>> Begin

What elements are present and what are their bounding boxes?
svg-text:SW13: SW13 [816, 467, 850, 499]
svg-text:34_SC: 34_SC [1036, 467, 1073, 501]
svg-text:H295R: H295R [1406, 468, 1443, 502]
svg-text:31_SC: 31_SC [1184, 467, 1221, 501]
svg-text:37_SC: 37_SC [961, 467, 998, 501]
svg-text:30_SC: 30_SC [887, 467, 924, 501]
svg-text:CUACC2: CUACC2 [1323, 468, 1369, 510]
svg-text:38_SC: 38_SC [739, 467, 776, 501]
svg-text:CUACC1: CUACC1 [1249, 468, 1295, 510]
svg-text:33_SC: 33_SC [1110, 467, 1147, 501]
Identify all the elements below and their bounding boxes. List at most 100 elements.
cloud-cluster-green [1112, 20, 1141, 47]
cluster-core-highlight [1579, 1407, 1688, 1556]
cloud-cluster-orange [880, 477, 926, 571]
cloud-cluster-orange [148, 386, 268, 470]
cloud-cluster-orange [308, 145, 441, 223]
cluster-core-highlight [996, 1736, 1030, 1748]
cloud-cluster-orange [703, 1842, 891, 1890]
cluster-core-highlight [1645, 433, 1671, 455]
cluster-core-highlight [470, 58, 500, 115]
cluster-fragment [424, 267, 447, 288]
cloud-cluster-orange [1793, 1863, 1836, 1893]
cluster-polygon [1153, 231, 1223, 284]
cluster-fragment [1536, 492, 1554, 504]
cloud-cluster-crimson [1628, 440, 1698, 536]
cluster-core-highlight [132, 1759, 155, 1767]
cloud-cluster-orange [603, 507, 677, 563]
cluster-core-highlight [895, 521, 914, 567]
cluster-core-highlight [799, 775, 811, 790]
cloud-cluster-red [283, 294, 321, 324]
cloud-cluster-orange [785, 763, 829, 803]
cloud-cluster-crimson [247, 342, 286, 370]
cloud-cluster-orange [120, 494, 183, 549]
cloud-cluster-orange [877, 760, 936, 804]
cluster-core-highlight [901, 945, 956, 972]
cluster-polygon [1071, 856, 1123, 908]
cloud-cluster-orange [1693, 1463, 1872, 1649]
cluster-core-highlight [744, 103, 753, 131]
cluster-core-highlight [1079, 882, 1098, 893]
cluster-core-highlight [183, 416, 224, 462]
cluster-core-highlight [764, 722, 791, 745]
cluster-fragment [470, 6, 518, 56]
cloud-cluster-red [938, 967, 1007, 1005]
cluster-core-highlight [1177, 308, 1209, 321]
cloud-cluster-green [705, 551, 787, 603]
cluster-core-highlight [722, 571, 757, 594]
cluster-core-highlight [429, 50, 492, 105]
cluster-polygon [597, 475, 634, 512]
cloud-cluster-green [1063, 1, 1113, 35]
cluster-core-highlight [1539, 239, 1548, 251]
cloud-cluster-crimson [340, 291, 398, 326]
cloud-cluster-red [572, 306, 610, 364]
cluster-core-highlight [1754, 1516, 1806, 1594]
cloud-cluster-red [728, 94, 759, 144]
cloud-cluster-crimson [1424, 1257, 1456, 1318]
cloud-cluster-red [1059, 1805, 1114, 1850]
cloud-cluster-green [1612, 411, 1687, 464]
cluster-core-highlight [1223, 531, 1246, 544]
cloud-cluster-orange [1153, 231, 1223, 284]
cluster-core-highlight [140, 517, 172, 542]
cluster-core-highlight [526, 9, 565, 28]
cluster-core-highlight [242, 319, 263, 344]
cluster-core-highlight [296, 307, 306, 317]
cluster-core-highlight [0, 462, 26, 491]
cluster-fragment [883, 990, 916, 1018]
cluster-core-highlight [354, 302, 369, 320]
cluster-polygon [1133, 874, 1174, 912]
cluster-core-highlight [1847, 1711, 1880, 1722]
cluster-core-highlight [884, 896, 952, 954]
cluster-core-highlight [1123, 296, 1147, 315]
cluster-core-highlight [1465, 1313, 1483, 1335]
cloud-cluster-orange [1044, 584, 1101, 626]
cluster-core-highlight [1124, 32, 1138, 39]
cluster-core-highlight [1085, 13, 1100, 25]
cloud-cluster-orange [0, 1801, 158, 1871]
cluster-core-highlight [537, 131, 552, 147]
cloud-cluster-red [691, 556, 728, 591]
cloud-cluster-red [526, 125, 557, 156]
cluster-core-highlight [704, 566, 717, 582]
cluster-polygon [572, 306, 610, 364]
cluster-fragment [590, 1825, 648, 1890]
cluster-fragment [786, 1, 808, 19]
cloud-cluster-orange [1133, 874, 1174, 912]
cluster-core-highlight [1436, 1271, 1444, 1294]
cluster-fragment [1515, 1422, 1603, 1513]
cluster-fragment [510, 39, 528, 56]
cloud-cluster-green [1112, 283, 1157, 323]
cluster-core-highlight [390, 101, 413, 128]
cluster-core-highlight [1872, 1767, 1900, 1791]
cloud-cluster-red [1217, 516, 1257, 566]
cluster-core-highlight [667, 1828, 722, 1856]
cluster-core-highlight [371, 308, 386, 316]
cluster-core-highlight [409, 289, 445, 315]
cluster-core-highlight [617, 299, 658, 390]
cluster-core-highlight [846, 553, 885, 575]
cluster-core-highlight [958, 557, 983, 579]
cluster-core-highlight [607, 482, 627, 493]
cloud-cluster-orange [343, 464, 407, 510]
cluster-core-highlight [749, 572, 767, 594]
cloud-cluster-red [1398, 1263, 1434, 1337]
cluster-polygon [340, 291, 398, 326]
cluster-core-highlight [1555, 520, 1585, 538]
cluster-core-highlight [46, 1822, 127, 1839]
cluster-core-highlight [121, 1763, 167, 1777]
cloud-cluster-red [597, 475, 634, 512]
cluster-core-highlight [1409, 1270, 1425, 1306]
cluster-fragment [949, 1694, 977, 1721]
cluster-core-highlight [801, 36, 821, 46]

>> End

Duplicate the material character for character, from its first line through the line containing "svg-text:CUACC1: CUACC1 [1249, 468, 1295, 510]", with both of those lines included.

What elements are present and what are their bounding boxes?
svg-text:SW13: SW13 [816, 467, 850, 499]
svg-text:34_SC: 34_SC [1036, 467, 1073, 501]
svg-text:H295R: H295R [1406, 468, 1443, 502]
svg-text:31_SC: 31_SC [1184, 467, 1221, 501]
svg-text:37_SC: 37_SC [961, 467, 998, 501]
svg-text:30_SC: 30_SC [887, 467, 924, 501]
svg-text:CUACC2: CUACC2 [1323, 468, 1369, 510]
svg-text:38_SC: 38_SC [739, 467, 776, 501]
svg-text:CUACC1: CUACC1 [1249, 468, 1295, 510]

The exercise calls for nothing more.